** start INPUT MATERIAL **

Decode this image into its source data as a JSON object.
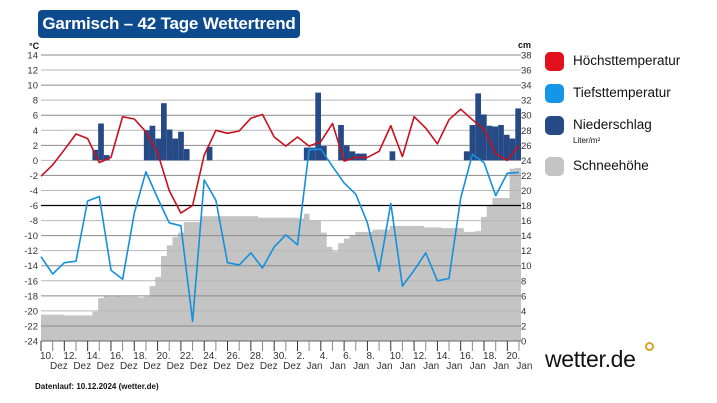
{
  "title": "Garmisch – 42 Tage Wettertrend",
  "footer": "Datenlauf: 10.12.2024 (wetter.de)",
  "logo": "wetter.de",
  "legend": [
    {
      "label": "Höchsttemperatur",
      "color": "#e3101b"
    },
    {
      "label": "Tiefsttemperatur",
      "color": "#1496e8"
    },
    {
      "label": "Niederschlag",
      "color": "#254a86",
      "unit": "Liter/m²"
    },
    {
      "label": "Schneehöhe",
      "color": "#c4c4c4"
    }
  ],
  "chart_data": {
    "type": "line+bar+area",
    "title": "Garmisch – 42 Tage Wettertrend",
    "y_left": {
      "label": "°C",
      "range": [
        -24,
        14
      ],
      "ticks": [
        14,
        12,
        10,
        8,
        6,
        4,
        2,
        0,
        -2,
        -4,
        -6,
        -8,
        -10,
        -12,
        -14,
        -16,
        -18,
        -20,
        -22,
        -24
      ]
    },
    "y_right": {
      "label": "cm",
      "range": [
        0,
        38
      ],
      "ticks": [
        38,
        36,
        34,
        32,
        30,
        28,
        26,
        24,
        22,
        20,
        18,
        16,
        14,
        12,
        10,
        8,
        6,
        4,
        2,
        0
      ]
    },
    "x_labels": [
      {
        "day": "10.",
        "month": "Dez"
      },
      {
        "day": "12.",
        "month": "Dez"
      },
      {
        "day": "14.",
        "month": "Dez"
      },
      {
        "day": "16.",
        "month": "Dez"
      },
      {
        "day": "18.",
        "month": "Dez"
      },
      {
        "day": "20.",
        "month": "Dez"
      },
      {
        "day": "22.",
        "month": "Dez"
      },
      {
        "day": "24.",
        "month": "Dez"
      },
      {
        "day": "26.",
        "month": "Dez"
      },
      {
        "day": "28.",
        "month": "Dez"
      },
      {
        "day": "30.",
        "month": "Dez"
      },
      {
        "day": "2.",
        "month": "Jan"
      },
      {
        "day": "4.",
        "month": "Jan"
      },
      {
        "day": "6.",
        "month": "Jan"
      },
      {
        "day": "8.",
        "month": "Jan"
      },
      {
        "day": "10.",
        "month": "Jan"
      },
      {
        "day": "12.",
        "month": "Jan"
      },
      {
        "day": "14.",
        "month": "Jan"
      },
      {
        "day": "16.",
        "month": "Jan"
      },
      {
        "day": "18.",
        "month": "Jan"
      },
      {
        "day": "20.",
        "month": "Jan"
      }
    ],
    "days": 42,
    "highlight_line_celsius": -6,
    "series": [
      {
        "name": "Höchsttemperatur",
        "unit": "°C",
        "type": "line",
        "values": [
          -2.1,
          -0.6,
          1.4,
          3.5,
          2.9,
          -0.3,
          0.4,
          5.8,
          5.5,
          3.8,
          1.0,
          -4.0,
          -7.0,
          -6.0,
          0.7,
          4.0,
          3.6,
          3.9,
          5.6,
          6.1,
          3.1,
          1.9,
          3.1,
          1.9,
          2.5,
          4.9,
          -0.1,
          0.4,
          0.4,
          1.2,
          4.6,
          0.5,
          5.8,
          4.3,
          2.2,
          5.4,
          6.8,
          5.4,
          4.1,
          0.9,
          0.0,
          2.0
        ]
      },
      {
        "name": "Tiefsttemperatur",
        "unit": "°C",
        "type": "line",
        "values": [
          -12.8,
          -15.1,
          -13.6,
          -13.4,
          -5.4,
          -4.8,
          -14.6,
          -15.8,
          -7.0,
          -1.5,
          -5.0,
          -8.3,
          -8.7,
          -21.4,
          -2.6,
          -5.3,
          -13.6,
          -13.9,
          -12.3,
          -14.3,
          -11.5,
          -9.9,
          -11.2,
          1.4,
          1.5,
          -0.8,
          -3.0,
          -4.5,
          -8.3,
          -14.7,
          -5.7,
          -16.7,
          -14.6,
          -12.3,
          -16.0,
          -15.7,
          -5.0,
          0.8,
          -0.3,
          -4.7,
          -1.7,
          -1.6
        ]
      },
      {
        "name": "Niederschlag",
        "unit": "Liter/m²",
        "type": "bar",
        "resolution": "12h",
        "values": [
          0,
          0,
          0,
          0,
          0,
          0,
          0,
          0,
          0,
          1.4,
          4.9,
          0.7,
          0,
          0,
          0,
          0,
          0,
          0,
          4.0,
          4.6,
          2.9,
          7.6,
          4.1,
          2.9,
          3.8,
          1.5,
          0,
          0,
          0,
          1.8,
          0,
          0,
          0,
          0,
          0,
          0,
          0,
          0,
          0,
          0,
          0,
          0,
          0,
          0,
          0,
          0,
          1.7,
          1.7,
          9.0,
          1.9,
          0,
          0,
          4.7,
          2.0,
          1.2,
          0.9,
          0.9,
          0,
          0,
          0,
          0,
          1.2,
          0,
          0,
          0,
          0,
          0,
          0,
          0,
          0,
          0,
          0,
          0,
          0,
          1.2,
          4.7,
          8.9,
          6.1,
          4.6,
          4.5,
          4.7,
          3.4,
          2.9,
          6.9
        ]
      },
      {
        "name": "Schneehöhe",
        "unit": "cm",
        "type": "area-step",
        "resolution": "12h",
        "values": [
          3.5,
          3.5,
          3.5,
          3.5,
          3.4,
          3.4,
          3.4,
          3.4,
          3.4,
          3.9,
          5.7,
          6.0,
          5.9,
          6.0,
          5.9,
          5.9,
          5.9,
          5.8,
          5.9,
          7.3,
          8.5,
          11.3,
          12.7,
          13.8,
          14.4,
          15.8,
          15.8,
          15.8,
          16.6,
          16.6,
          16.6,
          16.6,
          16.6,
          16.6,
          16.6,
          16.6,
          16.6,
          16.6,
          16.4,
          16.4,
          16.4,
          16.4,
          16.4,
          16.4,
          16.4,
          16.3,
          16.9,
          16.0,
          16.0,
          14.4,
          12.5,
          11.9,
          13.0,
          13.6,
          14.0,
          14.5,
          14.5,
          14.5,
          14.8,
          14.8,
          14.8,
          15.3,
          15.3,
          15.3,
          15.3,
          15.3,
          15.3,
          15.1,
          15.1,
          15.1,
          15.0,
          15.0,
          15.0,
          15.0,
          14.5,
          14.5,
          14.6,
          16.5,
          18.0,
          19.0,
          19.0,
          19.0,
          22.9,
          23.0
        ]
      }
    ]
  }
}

** end INPUT MATERIAL **
** start INPUT MATERIAL **

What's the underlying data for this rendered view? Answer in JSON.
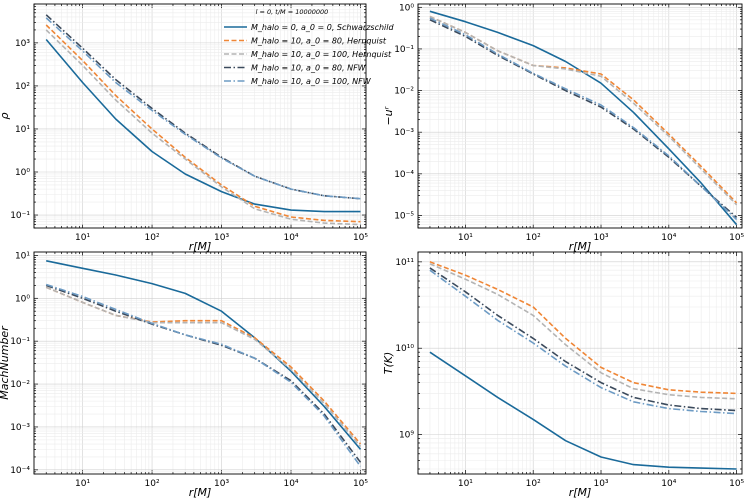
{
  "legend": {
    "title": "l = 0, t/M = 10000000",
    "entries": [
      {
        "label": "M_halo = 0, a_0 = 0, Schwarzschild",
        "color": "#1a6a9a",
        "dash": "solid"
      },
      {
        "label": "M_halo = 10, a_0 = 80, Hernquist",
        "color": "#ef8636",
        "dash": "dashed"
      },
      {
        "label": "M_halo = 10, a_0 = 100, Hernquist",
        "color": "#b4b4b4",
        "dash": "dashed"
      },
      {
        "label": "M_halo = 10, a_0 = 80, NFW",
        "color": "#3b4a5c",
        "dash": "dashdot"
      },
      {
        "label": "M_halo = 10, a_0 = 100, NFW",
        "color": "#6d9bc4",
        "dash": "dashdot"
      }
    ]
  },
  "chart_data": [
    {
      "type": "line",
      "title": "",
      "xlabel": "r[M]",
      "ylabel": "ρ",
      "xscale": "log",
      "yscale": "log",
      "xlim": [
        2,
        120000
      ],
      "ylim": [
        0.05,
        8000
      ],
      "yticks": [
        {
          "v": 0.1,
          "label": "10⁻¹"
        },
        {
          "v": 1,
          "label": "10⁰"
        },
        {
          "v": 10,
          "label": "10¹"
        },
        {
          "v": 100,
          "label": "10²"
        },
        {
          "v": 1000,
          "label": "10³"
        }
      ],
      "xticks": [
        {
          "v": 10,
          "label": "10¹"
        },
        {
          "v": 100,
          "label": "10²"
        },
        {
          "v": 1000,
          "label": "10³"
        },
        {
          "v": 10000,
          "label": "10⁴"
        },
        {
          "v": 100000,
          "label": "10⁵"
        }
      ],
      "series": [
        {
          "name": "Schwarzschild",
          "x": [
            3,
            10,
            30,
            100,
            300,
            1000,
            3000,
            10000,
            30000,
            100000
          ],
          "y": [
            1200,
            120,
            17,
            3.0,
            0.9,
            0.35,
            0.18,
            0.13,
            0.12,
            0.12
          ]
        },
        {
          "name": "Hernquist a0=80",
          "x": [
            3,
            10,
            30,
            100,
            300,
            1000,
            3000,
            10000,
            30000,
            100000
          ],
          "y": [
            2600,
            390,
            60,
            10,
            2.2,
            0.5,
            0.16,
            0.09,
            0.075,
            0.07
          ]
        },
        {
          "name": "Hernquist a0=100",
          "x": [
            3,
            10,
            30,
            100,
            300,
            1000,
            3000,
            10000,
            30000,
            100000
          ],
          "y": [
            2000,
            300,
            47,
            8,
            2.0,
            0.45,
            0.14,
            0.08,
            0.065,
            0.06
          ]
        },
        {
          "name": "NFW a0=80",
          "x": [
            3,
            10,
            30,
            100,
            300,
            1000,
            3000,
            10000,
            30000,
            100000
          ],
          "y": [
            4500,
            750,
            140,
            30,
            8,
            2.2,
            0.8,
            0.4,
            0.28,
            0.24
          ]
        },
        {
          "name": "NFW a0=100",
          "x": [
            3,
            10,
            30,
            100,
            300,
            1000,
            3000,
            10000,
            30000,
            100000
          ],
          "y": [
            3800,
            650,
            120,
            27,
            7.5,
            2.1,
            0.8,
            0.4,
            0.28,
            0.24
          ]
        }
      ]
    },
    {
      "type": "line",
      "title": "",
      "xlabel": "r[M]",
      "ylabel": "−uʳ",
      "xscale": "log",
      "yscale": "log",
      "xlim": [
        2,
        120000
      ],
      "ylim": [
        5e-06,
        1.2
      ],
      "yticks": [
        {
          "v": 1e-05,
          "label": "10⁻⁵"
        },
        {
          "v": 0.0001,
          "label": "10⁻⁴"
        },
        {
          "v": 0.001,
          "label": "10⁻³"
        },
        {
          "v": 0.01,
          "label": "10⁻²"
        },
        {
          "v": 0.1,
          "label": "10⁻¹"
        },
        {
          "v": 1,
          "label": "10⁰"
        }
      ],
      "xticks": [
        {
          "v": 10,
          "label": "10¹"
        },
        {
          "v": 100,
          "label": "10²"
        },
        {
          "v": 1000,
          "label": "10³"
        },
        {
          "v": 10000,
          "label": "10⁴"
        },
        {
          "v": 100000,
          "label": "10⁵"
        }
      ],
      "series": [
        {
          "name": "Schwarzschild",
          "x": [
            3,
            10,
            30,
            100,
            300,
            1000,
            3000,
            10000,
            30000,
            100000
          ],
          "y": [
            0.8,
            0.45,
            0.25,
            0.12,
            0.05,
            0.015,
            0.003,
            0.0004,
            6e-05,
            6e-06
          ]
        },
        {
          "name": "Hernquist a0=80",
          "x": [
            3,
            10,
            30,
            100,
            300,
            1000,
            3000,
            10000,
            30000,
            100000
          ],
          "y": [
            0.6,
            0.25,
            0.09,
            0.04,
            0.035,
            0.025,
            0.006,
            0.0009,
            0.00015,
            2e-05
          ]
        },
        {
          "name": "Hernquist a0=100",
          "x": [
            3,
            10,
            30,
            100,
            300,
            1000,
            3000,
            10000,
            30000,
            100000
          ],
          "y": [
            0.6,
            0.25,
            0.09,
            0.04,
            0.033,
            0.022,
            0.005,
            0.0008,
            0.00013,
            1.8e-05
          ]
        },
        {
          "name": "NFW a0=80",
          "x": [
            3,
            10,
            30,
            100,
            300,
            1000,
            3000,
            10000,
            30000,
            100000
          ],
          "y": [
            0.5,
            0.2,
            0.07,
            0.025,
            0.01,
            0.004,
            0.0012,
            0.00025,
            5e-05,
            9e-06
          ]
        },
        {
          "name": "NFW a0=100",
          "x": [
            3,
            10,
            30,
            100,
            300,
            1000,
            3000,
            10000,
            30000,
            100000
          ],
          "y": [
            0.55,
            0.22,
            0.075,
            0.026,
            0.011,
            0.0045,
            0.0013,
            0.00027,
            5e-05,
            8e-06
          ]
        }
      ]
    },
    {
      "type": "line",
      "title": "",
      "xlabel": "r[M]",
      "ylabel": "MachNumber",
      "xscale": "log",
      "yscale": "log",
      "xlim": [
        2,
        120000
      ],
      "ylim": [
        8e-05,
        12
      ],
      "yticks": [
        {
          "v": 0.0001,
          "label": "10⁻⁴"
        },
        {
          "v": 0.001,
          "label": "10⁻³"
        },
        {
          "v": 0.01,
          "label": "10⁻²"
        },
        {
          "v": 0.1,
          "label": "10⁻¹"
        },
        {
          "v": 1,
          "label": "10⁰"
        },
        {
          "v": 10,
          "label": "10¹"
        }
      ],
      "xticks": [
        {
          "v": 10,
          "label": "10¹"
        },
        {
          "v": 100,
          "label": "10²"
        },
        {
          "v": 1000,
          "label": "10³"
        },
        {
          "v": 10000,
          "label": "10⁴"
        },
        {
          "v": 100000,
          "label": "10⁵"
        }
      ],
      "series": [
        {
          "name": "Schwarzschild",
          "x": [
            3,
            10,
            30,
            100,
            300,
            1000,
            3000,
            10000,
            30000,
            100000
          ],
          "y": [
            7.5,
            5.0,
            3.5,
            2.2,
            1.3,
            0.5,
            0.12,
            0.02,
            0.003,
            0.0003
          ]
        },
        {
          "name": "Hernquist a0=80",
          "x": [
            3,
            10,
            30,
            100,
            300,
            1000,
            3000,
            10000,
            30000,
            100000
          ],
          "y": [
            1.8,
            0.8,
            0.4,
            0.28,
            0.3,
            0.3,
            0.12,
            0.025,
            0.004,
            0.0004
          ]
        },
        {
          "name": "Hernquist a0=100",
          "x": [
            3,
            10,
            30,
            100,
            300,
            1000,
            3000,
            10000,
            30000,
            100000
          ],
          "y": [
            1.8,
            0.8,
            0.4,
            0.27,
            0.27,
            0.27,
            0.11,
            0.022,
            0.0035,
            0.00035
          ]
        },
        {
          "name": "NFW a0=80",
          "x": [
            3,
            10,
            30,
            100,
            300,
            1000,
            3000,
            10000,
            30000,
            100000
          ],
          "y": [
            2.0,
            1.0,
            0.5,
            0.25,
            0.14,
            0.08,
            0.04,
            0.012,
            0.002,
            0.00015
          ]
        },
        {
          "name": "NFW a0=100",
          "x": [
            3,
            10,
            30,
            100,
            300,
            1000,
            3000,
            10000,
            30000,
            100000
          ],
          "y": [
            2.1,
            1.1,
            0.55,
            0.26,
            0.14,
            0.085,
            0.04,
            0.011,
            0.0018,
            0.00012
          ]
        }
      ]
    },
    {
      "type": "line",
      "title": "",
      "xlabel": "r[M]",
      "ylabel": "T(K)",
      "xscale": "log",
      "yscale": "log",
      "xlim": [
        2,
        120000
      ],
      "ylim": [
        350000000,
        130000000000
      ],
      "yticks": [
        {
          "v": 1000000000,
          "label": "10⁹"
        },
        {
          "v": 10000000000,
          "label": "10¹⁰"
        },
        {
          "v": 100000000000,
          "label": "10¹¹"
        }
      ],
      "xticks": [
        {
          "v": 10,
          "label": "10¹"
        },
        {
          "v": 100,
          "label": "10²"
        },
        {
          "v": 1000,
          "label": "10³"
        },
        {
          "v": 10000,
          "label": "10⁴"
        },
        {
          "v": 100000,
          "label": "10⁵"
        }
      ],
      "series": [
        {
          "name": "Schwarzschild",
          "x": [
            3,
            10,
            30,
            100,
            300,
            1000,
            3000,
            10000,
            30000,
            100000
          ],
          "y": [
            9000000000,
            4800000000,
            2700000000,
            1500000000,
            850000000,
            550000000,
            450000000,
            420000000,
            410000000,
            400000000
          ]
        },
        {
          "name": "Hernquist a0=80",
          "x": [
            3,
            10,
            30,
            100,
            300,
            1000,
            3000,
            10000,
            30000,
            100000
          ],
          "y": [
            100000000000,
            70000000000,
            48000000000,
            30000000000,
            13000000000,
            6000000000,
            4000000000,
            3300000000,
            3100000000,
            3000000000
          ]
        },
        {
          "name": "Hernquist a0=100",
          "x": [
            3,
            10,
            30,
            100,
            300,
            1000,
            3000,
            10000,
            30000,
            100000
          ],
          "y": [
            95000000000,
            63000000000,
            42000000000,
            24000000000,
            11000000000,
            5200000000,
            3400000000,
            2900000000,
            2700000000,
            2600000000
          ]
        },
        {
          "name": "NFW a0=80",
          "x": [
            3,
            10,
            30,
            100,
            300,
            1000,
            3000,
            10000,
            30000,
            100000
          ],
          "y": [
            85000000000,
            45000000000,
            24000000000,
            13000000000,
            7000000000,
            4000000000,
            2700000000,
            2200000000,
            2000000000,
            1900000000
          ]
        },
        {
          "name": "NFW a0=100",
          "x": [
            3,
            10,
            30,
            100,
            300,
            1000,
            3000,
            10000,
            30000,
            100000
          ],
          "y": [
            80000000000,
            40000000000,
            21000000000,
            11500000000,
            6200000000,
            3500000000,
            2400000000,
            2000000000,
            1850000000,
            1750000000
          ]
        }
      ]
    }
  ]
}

** end INPUT MATERIAL **

### WHAT IS BEING ASKED
Which lines contain "Tage"? Show each of them.

### EXERCISE ANSWER
  "title": "Garmisch – 42 Tage Wettertrend",
    "title": "Garmisch – 42 Tage Wettertrend",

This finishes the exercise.